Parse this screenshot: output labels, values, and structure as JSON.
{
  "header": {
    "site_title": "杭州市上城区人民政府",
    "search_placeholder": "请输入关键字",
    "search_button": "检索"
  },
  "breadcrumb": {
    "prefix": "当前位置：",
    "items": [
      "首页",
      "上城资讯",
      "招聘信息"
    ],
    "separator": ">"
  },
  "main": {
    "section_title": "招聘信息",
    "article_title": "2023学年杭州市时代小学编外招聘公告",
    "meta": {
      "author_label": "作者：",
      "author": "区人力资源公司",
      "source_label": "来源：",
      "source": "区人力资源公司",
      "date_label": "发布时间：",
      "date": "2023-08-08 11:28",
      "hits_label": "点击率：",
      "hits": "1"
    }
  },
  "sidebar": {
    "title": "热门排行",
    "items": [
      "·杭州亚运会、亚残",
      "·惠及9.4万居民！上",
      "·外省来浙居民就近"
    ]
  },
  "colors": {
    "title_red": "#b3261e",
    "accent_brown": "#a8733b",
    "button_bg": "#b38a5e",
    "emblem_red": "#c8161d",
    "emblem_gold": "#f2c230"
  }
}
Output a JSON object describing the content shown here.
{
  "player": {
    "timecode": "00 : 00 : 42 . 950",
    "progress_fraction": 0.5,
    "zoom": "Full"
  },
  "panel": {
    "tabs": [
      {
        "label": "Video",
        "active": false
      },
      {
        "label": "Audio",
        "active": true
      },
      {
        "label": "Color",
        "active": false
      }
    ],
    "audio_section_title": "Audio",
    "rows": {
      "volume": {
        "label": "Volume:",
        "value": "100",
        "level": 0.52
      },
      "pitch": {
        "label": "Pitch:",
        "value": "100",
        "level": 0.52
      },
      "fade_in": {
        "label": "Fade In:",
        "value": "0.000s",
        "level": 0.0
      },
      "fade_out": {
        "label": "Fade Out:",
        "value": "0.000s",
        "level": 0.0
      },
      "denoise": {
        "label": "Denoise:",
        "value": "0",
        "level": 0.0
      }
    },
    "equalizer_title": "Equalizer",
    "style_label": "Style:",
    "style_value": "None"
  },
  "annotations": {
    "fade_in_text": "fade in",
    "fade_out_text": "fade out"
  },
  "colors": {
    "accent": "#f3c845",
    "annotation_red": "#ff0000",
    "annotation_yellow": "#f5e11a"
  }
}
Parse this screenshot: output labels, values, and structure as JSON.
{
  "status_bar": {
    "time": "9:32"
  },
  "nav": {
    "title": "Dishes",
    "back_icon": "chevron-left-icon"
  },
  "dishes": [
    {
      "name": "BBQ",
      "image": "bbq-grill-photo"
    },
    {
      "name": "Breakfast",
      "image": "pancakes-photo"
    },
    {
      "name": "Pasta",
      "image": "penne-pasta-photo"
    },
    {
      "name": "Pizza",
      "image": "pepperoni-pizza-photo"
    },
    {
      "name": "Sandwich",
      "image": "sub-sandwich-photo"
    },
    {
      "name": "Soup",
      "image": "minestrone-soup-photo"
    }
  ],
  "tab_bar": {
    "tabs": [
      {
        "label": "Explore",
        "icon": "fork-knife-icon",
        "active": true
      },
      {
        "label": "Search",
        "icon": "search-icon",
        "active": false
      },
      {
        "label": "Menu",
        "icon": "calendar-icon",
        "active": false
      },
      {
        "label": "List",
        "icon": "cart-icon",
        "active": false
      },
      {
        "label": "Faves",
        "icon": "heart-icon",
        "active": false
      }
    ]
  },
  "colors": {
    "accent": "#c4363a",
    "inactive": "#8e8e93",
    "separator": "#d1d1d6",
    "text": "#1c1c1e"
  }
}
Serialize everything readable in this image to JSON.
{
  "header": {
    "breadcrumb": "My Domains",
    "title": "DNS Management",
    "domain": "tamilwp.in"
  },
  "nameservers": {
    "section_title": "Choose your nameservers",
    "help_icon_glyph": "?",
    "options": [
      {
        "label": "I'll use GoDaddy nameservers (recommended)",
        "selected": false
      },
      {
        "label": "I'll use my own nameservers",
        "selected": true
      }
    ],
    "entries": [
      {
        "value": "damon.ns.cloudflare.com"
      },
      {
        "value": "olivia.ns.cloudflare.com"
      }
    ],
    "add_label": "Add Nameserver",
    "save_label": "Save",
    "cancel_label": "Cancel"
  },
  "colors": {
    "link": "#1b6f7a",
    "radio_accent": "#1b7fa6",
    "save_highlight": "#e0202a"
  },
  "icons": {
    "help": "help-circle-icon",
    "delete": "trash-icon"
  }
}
++++++
### The task
Recite the full listing above exactly.

### Response to the task
Parse this screenshot: output labels, values, and structure as JSON.
{
  "header": {
    "site_title": "杭州市上城区人民政府",
    "search_placeholder": "请输入关键字",
    "search_button": "检索"
  },
  "breadcrumb": {
    "prefix": "当前位置：",
    "items": [
      "首页",
      "上城资讯",
      "招聘信息"
    ],
    "separator": ">"
  },
  "main": {
    "section_title": "招聘信息",
    "article_title": "2023学年杭州市时代小学编外招聘公告",
    "meta": {
      "author_label": "作者：",
      "author": "区人力资源公司",
      "source_label": "来源：",
      "source": "区人力资源公司",
      "date_label": "发布时间：",
      "date": "2023-08-08 11:28",
      "hits_label": "点击率：",
      "hits": "1"
    }
  },
  "sidebar": {
    "title": "热门排行",
    "items": [
      "·杭州亚运会、亚残",
      "·惠及9.4万居民！上",
      "·外省来浙居民就近"
    ]
  },
  "colors": {
    "title_red": "#b3261e",
    "accent_brown": "#a8733b",
    "button_bg": "#b38a5e",
    "emblem_red": "#c8161d",
    "emblem_gold": "#f2c230"
  }
}
Output a JSON object describing the content shown here.
{
  "player": {
    "timecode": "00 : 00 : 42 . 950",
    "progress_fraction": 0.5,
    "zoom": "Full"
  },
  "panel": {
    "tabs": [
      {
        "label": "Video",
        "active": false
      },
      {
        "label": "Audio",
        "active": true
      },
      {
        "label": "Color",
        "active": false
      }
    ],
    "audio_section_title": "Audio",
    "rows": {
      "volume": {
        "label": "Volume:",
        "value": "100",
        "level": 0.52
      },
      "pitch": {
        "label": "Pitch:",
        "value": "100",
        "level": 0.52
      },
      "fade_in": {
        "label": "Fade In:",
        "value": "0.000s",
        "level": 0.0
      },
      "fade_out": {
        "label": "Fade Out:",
        "value": "0.000s",
        "level": 0.0
      },
      "denoise": {
        "label": "Denoise:",
        "value": "0",
        "level": 0.0
      }
    },
    "equalizer_title": "Equalizer",
    "style_label": "Style:",
    "style_value": "None"
  },
  "annotations": {
    "fade_in_text": "fade in",
    "fade_out_text": "fade out"
  },
  "colors": {
    "accent": "#f3c845",
    "annotation_red": "#ff0000",
    "annotation_yellow": "#f5e11a"
  }
}
Parse this screenshot: output labels, values, and structure as JSON.
{
  "status_bar": {
    "time": "9:32"
  },
  "nav": {
    "title": "Dishes",
    "back_icon": "chevron-left-icon"
  },
  "dishes": [
    {
      "name": "BBQ",
      "image": "bbq-grill-photo"
    },
    {
      "name": "Breakfast",
      "image": "pancakes-photo"
    },
    {
      "name": "Pasta",
      "image": "penne-pasta-photo"
    },
    {
      "name": "Pizza",
      "image": "pepperoni-pizza-photo"
    },
    {
      "name": "Sandwich",
      "image": "sub-sandwich-photo"
    },
    {
      "name": "Soup",
      "image": "minestrone-soup-photo"
    }
  ],
  "tab_bar": {
    "tabs": [
      {
        "label": "Explore",
        "icon": "fork-knife-icon",
        "active": true
      },
      {
        "label": "Search",
        "icon": "search-icon",
        "active": false
      },
      {
        "label": "Menu",
        "icon": "calendar-icon",
        "active": false
      },
      {
        "label": "List",
        "icon": "cart-icon",
        "active": false
      },
      {
        "label": "Faves",
        "icon": "heart-icon",
        "active": false
      }
    ]
  },
  "colors": {
    "accent": "#c4363a",
    "inactive": "#8e8e93",
    "separator": "#d1d1d6",
    "text": "#1c1c1e"
  }
}
Serialize everything readable in this image to JSON.
{
  "header": {
    "breadcrumb": "My Domains",
    "title": "DNS Management",
    "domain": "tamilwp.in"
  },
  "nameservers": {
    "section_title": "Choose your nameservers",
    "help_icon_glyph": "?",
    "options": [
      {
        "label": "I'll use GoDaddy nameservers (recommended)",
        "selected": false
      },
      {
        "label": "I'll use my own nameservers",
        "selected": true
      }
    ],
    "entries": [
      {
        "value": "damon.ns.cloudflare.com"
      },
      {
        "value": "olivia.ns.cloudflare.com"
      }
    ],
    "add_label": "Add Nameserver",
    "save_label": "Save",
    "cancel_label": "Cancel"
  },
  "colors": {
    "link": "#1b6f7a",
    "radio_accent": "#1b7fa6",
    "save_highlight": "#e0202a"
  },
  "icons": {
    "help": "help-circle-icon",
    "delete": "trash-icon"
  }
}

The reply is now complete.